Task to complete.
Search the entries below. Return every line that has "edge" in it.

Information provided.
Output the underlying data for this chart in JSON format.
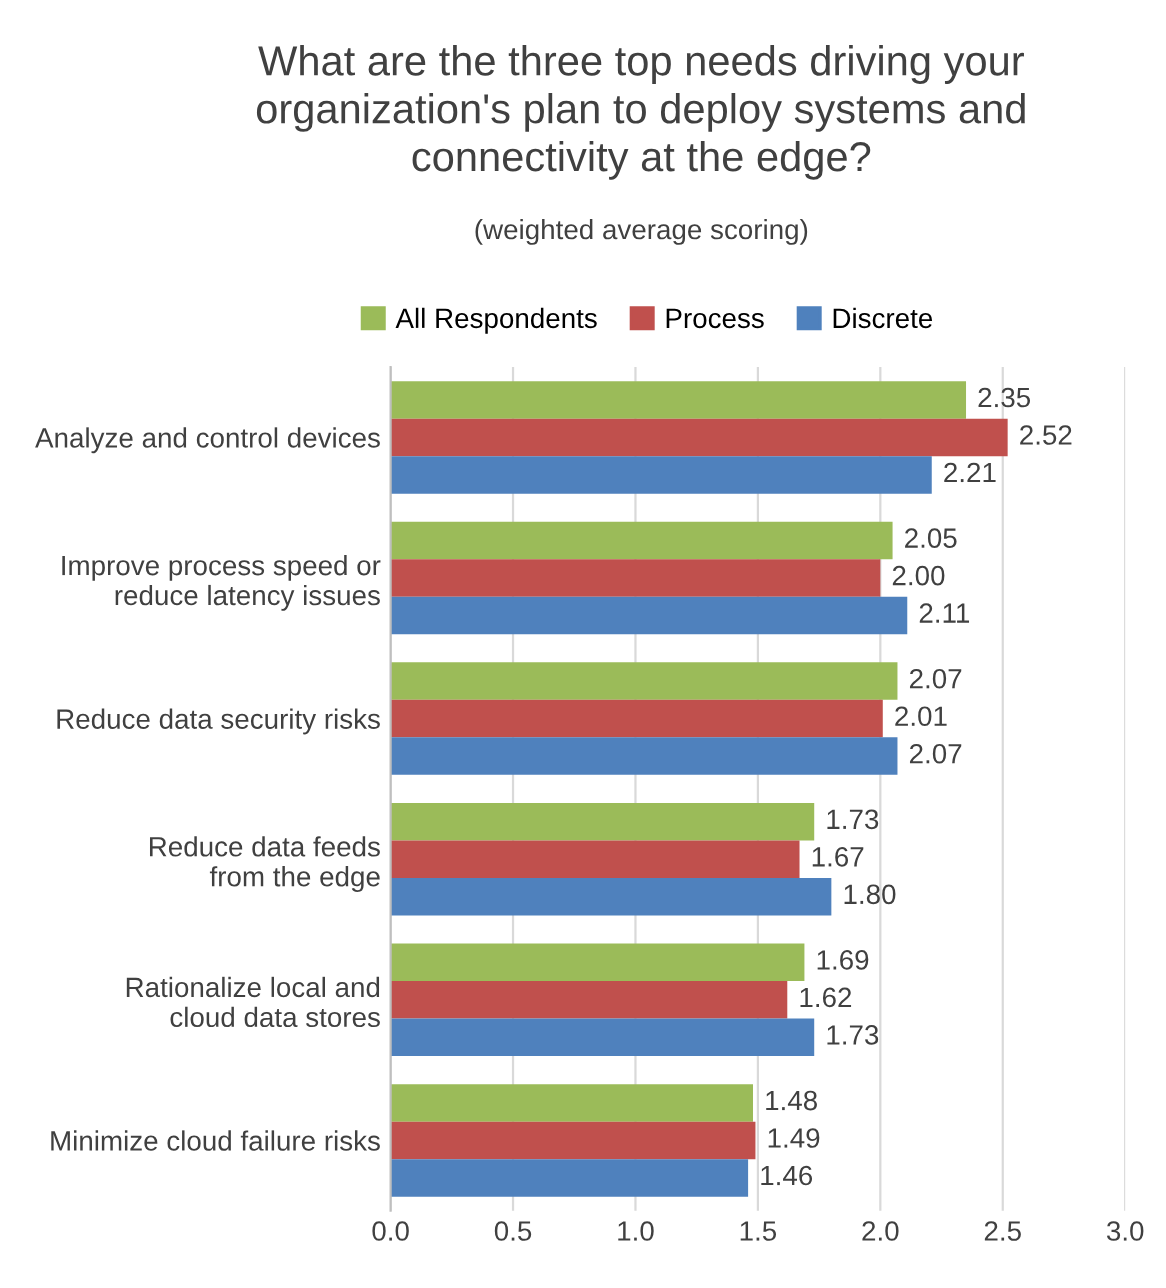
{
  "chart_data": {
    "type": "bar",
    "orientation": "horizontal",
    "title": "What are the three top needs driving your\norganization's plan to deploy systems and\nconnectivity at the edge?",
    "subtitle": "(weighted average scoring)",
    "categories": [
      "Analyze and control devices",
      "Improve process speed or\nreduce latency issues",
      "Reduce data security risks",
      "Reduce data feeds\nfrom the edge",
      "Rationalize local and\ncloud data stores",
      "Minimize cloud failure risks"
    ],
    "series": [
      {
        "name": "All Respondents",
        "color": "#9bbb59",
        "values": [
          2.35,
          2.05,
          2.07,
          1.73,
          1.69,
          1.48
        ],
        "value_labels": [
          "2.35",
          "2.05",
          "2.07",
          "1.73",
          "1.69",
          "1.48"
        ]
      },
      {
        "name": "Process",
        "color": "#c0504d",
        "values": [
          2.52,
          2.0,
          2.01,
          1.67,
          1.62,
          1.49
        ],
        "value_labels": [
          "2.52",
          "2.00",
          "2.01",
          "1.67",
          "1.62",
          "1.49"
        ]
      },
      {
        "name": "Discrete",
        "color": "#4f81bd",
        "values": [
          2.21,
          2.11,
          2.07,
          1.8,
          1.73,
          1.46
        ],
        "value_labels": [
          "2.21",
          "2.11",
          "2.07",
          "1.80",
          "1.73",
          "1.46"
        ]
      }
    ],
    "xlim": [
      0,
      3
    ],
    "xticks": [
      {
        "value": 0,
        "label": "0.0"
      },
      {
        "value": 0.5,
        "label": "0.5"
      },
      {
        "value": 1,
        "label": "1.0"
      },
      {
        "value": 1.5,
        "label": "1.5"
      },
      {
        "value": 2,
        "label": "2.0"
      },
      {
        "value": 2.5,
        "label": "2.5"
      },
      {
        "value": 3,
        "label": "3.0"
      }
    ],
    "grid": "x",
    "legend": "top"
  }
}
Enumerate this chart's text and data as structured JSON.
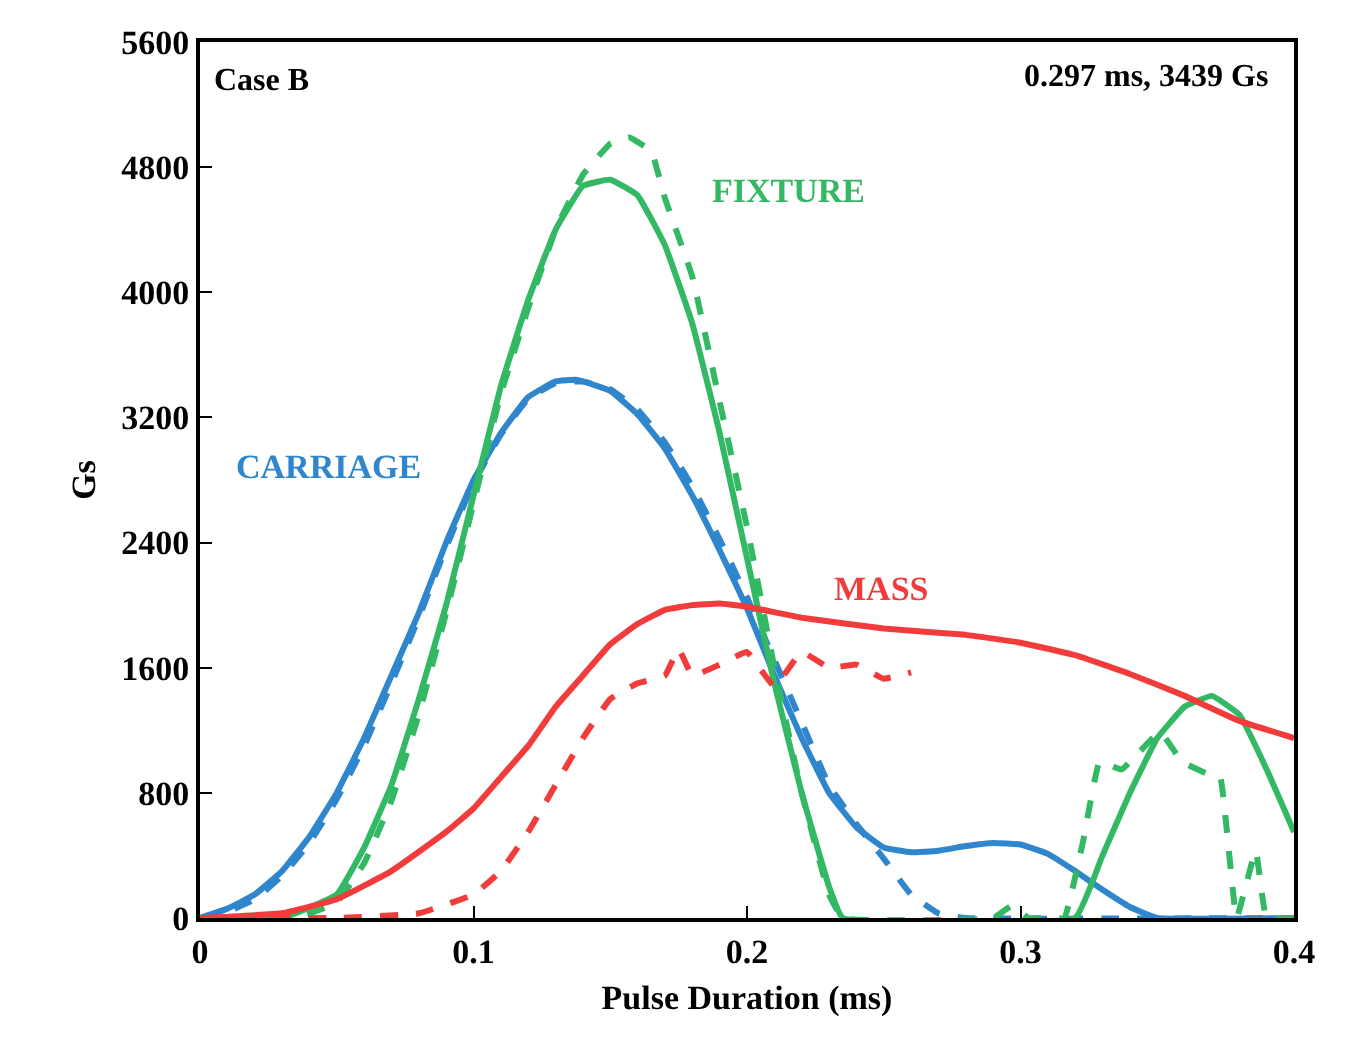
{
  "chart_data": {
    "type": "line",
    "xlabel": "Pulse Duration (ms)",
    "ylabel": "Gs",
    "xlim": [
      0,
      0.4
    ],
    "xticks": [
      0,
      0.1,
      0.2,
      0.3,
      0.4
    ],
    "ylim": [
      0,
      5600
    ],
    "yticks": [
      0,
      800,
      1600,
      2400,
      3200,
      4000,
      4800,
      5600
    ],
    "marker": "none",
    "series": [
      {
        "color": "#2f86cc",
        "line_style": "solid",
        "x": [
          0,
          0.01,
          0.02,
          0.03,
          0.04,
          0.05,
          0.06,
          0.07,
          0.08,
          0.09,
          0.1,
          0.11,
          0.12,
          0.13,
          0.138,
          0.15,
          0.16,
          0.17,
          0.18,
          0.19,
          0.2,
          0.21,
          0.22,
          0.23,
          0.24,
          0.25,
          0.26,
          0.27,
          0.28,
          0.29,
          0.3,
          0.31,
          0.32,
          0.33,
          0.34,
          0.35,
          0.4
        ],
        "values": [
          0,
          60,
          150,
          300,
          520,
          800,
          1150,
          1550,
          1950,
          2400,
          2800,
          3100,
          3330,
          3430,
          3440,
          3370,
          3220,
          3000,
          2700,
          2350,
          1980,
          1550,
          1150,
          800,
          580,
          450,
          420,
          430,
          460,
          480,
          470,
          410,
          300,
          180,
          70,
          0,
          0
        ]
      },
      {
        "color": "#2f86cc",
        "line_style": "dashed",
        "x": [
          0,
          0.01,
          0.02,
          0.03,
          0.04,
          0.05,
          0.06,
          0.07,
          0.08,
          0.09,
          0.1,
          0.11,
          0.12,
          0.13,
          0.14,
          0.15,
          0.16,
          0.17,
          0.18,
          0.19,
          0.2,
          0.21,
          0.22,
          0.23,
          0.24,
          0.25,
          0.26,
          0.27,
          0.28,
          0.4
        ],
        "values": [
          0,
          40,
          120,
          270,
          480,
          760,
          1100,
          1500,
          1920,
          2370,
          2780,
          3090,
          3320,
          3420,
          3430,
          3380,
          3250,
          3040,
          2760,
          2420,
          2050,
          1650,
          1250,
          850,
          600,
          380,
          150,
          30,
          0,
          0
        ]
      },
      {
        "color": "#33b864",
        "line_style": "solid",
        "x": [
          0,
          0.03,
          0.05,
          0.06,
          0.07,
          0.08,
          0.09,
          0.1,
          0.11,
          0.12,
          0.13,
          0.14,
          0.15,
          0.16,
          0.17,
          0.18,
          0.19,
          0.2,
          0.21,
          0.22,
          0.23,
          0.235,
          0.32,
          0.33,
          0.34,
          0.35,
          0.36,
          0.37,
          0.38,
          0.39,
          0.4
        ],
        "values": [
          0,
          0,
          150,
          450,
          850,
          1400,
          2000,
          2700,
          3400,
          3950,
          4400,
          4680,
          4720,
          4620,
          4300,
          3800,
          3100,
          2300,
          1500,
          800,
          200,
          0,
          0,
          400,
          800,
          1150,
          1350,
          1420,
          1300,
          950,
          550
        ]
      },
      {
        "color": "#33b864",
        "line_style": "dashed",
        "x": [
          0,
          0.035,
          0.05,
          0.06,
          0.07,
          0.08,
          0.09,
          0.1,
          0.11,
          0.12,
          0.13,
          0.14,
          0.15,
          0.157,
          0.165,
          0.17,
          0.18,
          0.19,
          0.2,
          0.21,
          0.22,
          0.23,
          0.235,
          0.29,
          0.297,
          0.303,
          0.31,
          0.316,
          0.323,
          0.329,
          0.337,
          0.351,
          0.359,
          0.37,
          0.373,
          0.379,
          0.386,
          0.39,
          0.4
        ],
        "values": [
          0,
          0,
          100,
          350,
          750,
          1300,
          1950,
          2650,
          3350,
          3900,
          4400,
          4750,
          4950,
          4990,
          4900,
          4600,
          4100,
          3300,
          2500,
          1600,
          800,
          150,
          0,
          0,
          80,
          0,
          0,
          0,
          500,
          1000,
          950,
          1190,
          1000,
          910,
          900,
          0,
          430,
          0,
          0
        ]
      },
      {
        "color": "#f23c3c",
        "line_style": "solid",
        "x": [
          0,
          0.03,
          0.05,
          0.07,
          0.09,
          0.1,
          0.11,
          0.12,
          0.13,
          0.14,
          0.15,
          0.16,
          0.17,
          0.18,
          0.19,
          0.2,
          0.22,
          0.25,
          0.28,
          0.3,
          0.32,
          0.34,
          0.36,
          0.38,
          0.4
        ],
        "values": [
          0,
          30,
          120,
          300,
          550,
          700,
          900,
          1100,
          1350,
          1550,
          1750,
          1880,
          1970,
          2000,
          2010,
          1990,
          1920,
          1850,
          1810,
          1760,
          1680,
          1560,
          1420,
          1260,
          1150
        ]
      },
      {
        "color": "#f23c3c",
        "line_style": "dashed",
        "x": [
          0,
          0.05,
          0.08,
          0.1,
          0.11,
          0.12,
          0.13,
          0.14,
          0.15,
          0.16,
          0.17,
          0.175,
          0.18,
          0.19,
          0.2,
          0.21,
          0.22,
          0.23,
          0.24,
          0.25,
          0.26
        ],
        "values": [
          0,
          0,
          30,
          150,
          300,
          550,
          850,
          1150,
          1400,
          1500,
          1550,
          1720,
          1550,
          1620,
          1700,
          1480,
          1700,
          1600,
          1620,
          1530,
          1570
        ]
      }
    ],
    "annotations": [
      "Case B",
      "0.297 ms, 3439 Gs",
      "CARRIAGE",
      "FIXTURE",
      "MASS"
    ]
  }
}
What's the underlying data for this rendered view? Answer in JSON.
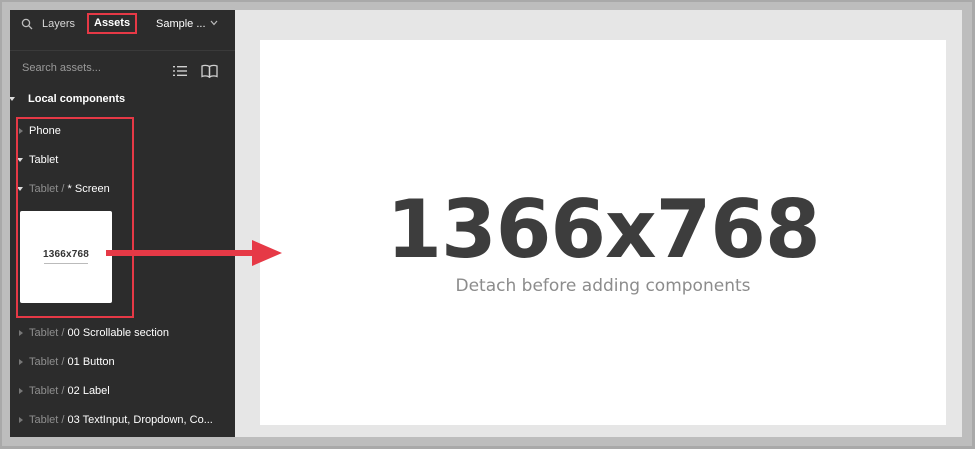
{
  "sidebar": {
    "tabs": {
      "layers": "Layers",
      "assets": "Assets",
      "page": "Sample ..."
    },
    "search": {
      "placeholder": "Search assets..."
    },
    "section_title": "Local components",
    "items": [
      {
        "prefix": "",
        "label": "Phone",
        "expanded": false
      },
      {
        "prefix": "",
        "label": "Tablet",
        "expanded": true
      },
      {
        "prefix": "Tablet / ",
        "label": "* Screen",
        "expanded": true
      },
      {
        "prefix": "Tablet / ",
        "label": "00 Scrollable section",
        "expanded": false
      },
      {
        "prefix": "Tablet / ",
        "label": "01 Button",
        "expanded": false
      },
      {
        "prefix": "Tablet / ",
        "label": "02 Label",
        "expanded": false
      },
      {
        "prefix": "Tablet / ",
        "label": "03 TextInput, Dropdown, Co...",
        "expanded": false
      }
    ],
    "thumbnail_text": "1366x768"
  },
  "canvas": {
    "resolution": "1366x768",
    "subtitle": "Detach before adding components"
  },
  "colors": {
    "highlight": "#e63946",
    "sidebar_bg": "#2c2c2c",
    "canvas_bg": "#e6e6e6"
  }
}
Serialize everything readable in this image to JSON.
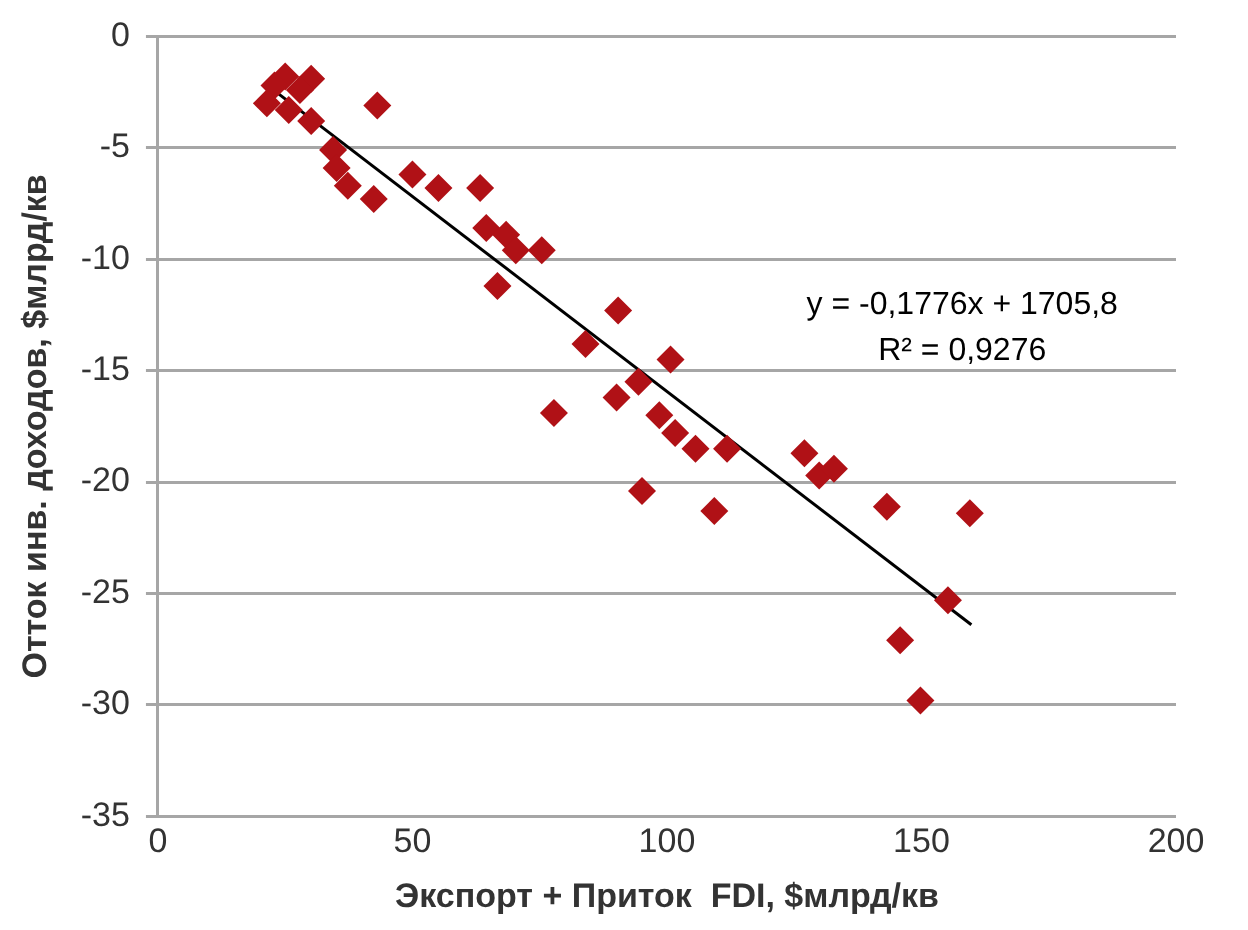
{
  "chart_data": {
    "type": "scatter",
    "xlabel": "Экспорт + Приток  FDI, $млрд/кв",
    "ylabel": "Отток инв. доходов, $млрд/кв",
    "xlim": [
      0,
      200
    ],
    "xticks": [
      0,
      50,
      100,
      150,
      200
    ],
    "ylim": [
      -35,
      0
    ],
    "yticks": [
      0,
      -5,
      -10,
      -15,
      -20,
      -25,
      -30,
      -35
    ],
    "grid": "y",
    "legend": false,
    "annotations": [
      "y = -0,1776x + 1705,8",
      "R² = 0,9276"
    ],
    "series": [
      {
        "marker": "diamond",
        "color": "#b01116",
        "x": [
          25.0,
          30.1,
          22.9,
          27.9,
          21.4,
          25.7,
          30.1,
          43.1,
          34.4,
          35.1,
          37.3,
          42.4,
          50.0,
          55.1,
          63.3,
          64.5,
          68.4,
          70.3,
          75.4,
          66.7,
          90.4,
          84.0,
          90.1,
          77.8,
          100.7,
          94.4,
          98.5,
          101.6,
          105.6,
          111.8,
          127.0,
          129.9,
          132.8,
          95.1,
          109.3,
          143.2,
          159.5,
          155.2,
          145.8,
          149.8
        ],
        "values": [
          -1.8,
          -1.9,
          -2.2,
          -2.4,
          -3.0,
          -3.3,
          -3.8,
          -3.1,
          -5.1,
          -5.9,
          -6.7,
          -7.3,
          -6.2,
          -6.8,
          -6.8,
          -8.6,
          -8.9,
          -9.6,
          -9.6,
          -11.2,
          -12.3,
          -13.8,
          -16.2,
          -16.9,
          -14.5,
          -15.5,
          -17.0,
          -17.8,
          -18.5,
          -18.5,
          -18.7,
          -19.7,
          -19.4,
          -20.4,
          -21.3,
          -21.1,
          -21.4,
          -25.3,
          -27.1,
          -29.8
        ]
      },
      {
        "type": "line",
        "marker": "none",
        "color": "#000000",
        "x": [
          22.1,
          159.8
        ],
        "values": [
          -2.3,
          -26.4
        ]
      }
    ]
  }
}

Complete answer.
    "title": "What are the three top needs driving your\norganization's plan to deploy systems and\nconnectivity at the edge?",
      "Reduce data feeds\nfrom the edge",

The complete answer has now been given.